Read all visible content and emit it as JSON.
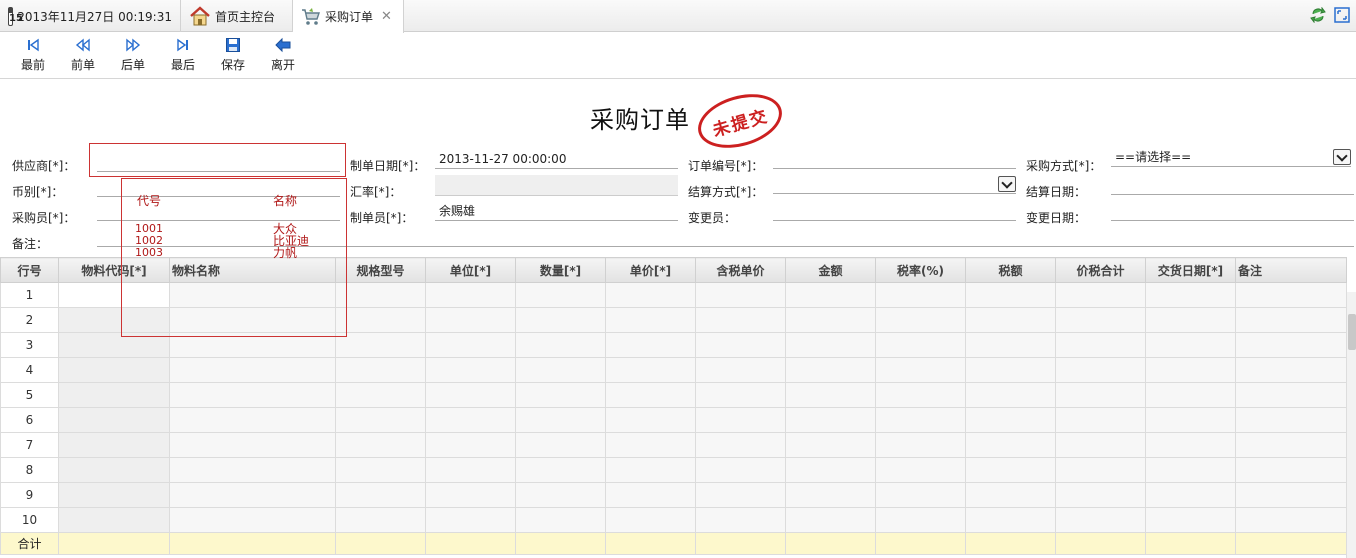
{
  "tabs": [
    {
      "label": "2013年11月27日 00:19:31",
      "icon": "calendar-icon",
      "icon_text": "15"
    },
    {
      "label": "首页主控台",
      "icon": "home-icon"
    },
    {
      "label": "采购订单",
      "icon": "cart-icon",
      "closable": true
    }
  ],
  "tab_close_glyph": "✕",
  "toolbar": {
    "first": "最前",
    "prev": "前单",
    "next": "后单",
    "last": "最后",
    "save": "保存",
    "exit": "离开"
  },
  "form": {
    "title": "采购订单",
    "stamp": "未提交",
    "supplier_label": "供应商[*]：",
    "supplier_value": "",
    "make_date_label": "制单日期[*]：",
    "make_date_value": "2013-11-27 00:00:00",
    "order_no_label": "订单编号[*]：",
    "order_no_value": "",
    "purchase_method_label": "采购方式[*]：",
    "purchase_method_value": "==请选择==",
    "currency_label": "币别[*]：",
    "currency_value": "",
    "exchange_rate_label": "汇率[*]：",
    "exchange_rate_value": "",
    "settle_method_label": "结算方式[*]：",
    "settle_method_value": "",
    "settle_date_label": "结算日期：",
    "settle_date_value": "",
    "buyer_label": "采购员[*]：",
    "buyer_value": "",
    "maker_label": "制单员[*]：",
    "maker_value": "余赐雄",
    "changer_label": "变更员：",
    "changer_value": "",
    "change_date_label": "变更日期：",
    "change_date_value": "",
    "remark_label": "备注：",
    "remark_value": ""
  },
  "supplier_popup": {
    "header_code": "代号",
    "header_name": "名称",
    "rows": [
      {
        "code": "1001",
        "name": "大众"
      },
      {
        "code": "1002",
        "name": "比亚迪"
      },
      {
        "code": "1003",
        "name": "力帆"
      }
    ]
  },
  "grid": {
    "columns": [
      "行号",
      "物料代码[*]",
      "物料名称",
      "规格型号",
      "单位[*]",
      "数量[*]",
      "单价[*]",
      "含税单价",
      "金额",
      "税率(%)",
      "税额",
      "价税合计",
      "交货日期[*]",
      "备注"
    ],
    "row_numbers": [
      "1",
      "2",
      "3",
      "4",
      "5",
      "6",
      "7",
      "8",
      "9",
      "10"
    ],
    "total_label": "合计"
  },
  "colors": {
    "accent_red": "#cc2020",
    "toolbar_icon_blue": "#2a6fd0",
    "total_row": "#fdf8cc"
  }
}
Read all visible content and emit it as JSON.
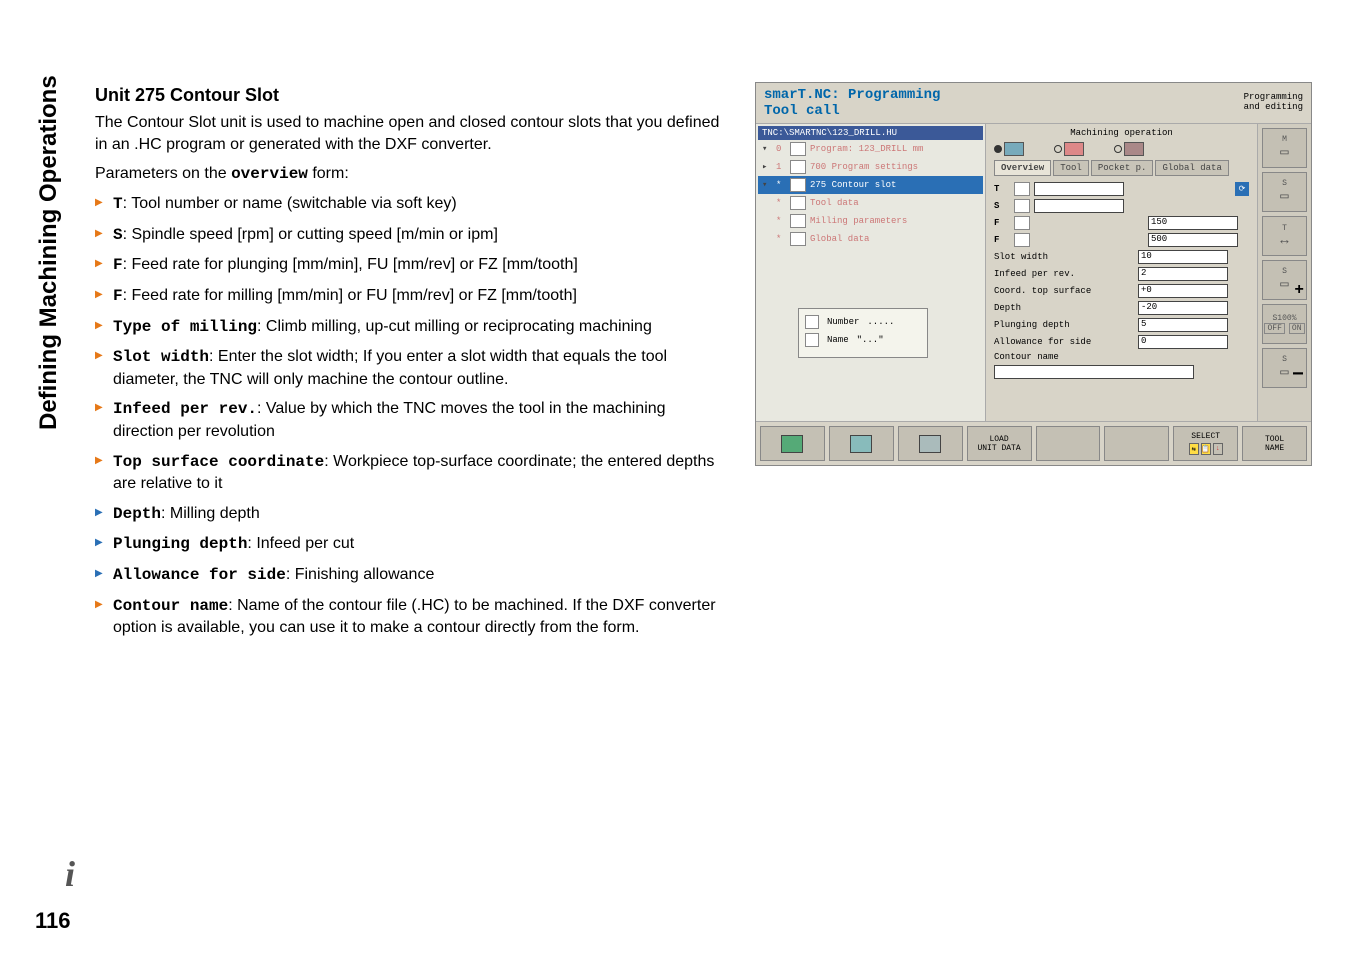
{
  "sidebar_label": "Defining Machining Operations",
  "page_number": "116",
  "heading": "Unit 275 Contour Slot",
  "intro": "The Contour Slot unit is used to machine open and closed contour slots that you defined in an .HC program or generated with the DXF converter.",
  "overview_pre": "Parameters on the ",
  "overview_word": "overview",
  "overview_post": " form:",
  "bullets": [
    {
      "cls": "orange",
      "label": "T",
      "text": ": Tool number or name (switchable via soft key)"
    },
    {
      "cls": "orange",
      "label": "S",
      "text": ": Spindle speed [rpm] or cutting speed [m/min or ipm]"
    },
    {
      "cls": "orange",
      "label": "F",
      "text": ": Feed rate for plunging [mm/min], FU [mm/rev] or FZ [mm/tooth]"
    },
    {
      "cls": "orange",
      "label": "F",
      "text": ": Feed rate for milling [mm/min] or FU [mm/rev] or FZ [mm/tooth]"
    },
    {
      "cls": "orange",
      "label": "Type of milling",
      "text": ": Climb milling, up-cut milling or reciprocating machining"
    },
    {
      "cls": "orange",
      "label": "Slot width",
      "text": ": Enter the slot width; If you enter a slot width that equals the tool diameter, the TNC will only machine the contour outline."
    },
    {
      "cls": "orange",
      "label": "Infeed per rev.",
      "text": ": Value by which the TNC moves the tool in the machining direction per revolution"
    },
    {
      "cls": "orange",
      "label": "Top surface coordinate",
      "text": ": Workpiece top-surface coordinate; the entered depths are relative to it"
    },
    {
      "cls": "blue",
      "label": "Depth",
      "text": ": Milling depth"
    },
    {
      "cls": "blue",
      "label": "Plunging depth",
      "text": ": Infeed per cut"
    },
    {
      "cls": "blue",
      "label": "Allowance for side",
      "text": ": Finishing allowance"
    },
    {
      "cls": "orange",
      "label": "Contour name",
      "text": ": Name of the contour file (.HC) to be machined. If the DXF converter option is available, you can use it to make a contour directly from the form."
    }
  ],
  "panel": {
    "title": "smarT.NC: Programming",
    "subtitle": "Tool call",
    "status_line1": "Programming",
    "status_line2": "and editing",
    "path": "TNC:\\SMARTNC\\123_DRILL.HU",
    "tree": [
      {
        "exp": "▾",
        "idx": "0",
        "txt": "Program: 123_DRILL mm",
        "sel": false
      },
      {
        "exp": "▸",
        "idx": "1",
        "txt": "700 Program settings",
        "sel": false
      },
      {
        "exp": "▾",
        "idx": "*",
        "txt": "275 Contour slot",
        "sel": true
      },
      {
        "exp": "",
        "idx": "*",
        "txt": "Tool data",
        "sel": false
      },
      {
        "exp": "",
        "idx": "*",
        "txt": "Milling parameters",
        "sel": false
      },
      {
        "exp": "",
        "idx": "*",
        "txt": "Global data",
        "sel": false
      }
    ],
    "numname": {
      "number_label": "Number",
      "number_val": ".....",
      "name_label": "Name",
      "name_val": "\"...\""
    },
    "machining_operation": "Machining operation",
    "tabs": [
      "Overview",
      "Tool",
      "Pocket p.",
      "Global data"
    ],
    "fields": {
      "T": "T",
      "S": "S",
      "F1": "F",
      "F2": "F",
      "F1_val": "150",
      "F2_val": "500",
      "slot_width_label": "Slot width",
      "slot_width_val": "10",
      "infeed_label": "Infeed per rev.",
      "infeed_val": "2",
      "coord_label": "Coord. top surface",
      "coord_val": "+0",
      "depth_label": "Depth",
      "depth_val": "-20",
      "plunging_label": "Plunging depth",
      "plunging_val": "5",
      "allowance_label": "Allowance for side",
      "allowance_val": "0",
      "contour_label": "Contour name",
      "contour_val": ""
    },
    "side": {
      "M": "M",
      "S": "S",
      "T": "T",
      "S2": "S",
      "s100": "S100%",
      "off": "OFF",
      "on": "ON"
    },
    "footer": {
      "load_unit_data_l1": "LOAD",
      "load_unit_data_l2": "UNIT DATA",
      "select": "SELECT",
      "tool_name_l1": "TOOL",
      "tool_name_l2": "NAME"
    }
  }
}
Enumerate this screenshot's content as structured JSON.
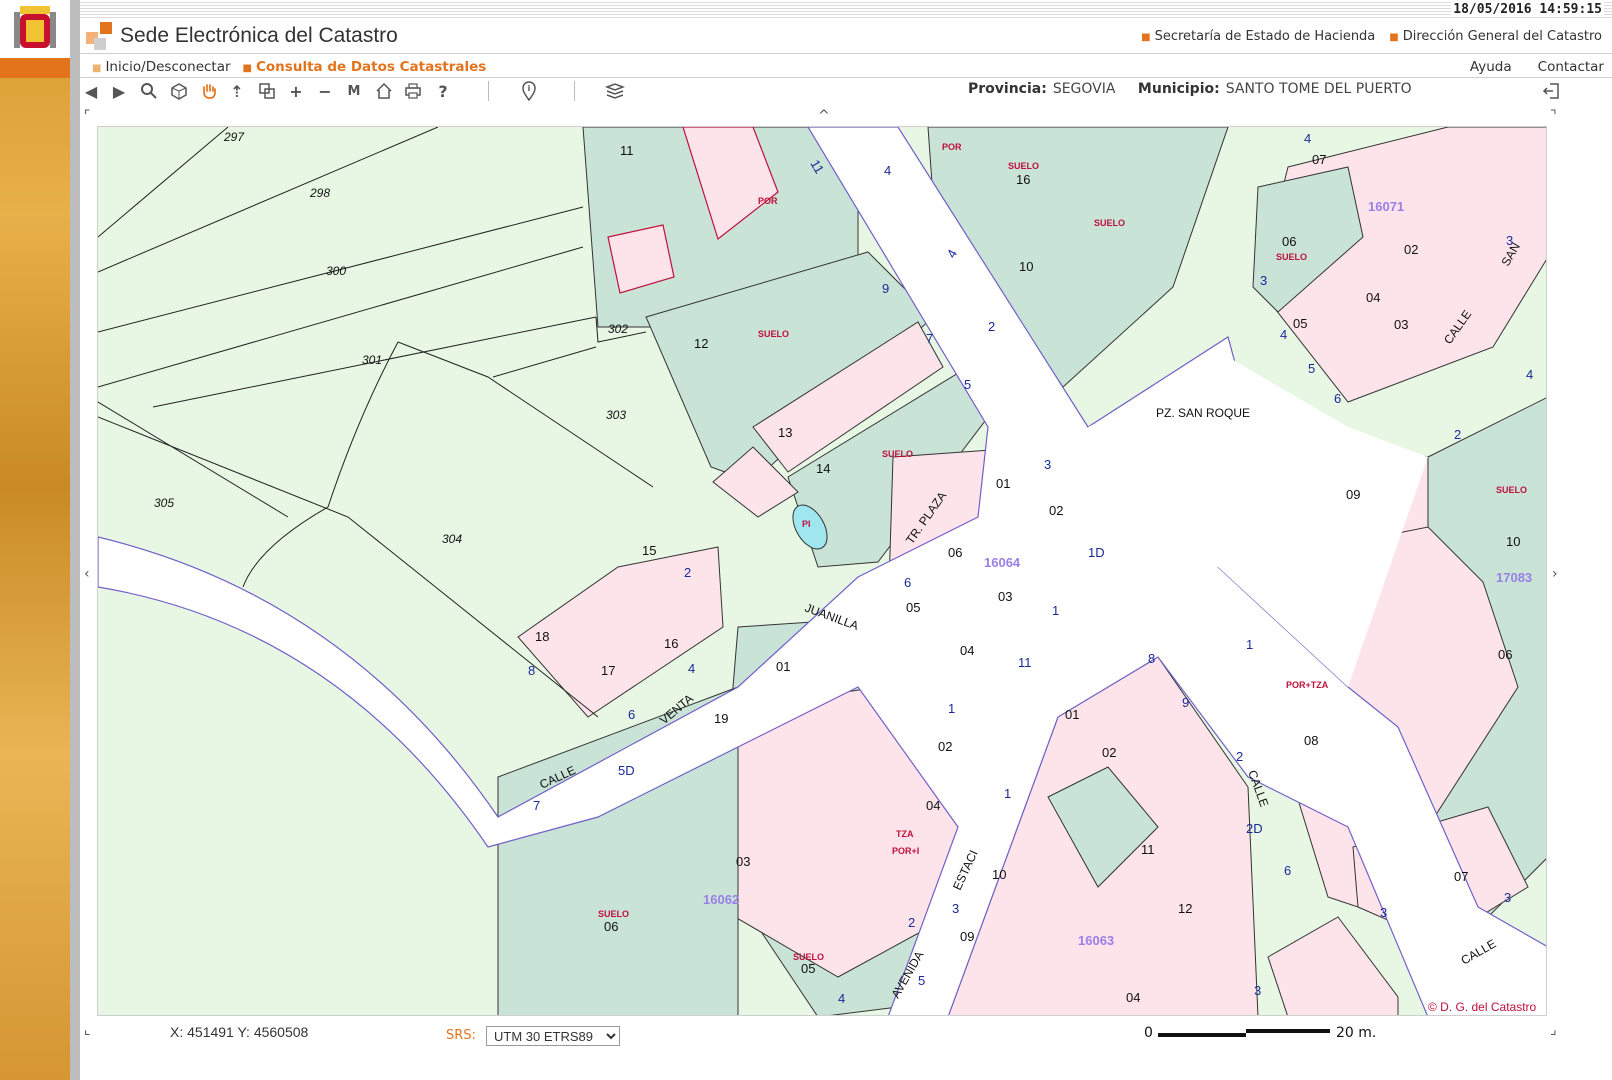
{
  "datetime": "18/05/2016 14:59:15",
  "site_title": "Sede Electrónica del Catastro",
  "header_links": [
    "Secretaría de Estado de Hacienda",
    "Dirección General del Catastro"
  ],
  "nav": {
    "home": "Inicio/Desconectar",
    "active": "Consulta de Datos Catastrales",
    "help": "Ayuda",
    "contact": "Contactar"
  },
  "toolbar": {
    "icons": [
      "back-icon",
      "forward-icon",
      "zoom-icon",
      "3d-icon",
      "pan-hand-icon",
      "upload-icon",
      "window-zoom-icon",
      "zoom-in-icon",
      "zoom-out-icon",
      "measure-icon",
      "home-icon",
      "print-icon",
      "help-icon",
      "info-icon",
      "layers-icon"
    ],
    "province_label": "Provincia:",
    "province": "SEGOVIA",
    "municipality_label": "Municipio:",
    "municipality": "SANTO TOME DEL PUERTO"
  },
  "status": {
    "coords": "X: 451491 Y: 4560508",
    "srs_label": "SRS:",
    "srs_value": "UTM 30 ETRS89",
    "scale_zero": "0",
    "scale_max": "20 m."
  },
  "map": {
    "copyright": "© D. G. del Catastro",
    "colors": {
      "rustic": "#e7f7e4",
      "built": "#fde4ea",
      "lot": "#c9e3d7",
      "boundary": "#7060c8",
      "road": "#ffffff",
      "block_label": "#9a7fe6",
      "use_label": "#c0103c"
    },
    "parcels": [
      "297",
      "298",
      "300",
      "301",
      "302",
      "303",
      "304",
      "305",
      "11",
      "12",
      "13",
      "14",
      "15",
      "16",
      "17",
      "18",
      "19",
      "01",
      "02",
      "03",
      "04",
      "05",
      "06",
      "07",
      "08",
      "09",
      "10"
    ],
    "block_ids": [
      "16071",
      "16064",
      "16062",
      "16063",
      "17083"
    ],
    "streets": [
      "PZ. SAN ROQUE",
      "TR. PLAZA",
      "JUANILLA",
      "VENTA",
      "CALLE",
      "AVENIDA",
      "ESTACI"
    ],
    "use_labels": [
      "SUELO",
      "POR",
      "POR+TZA",
      "TZA",
      "PI"
    ]
  }
}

* Aim: Check each line in the records for the word "that" and say how many have it, with nothing else.

* Result: 2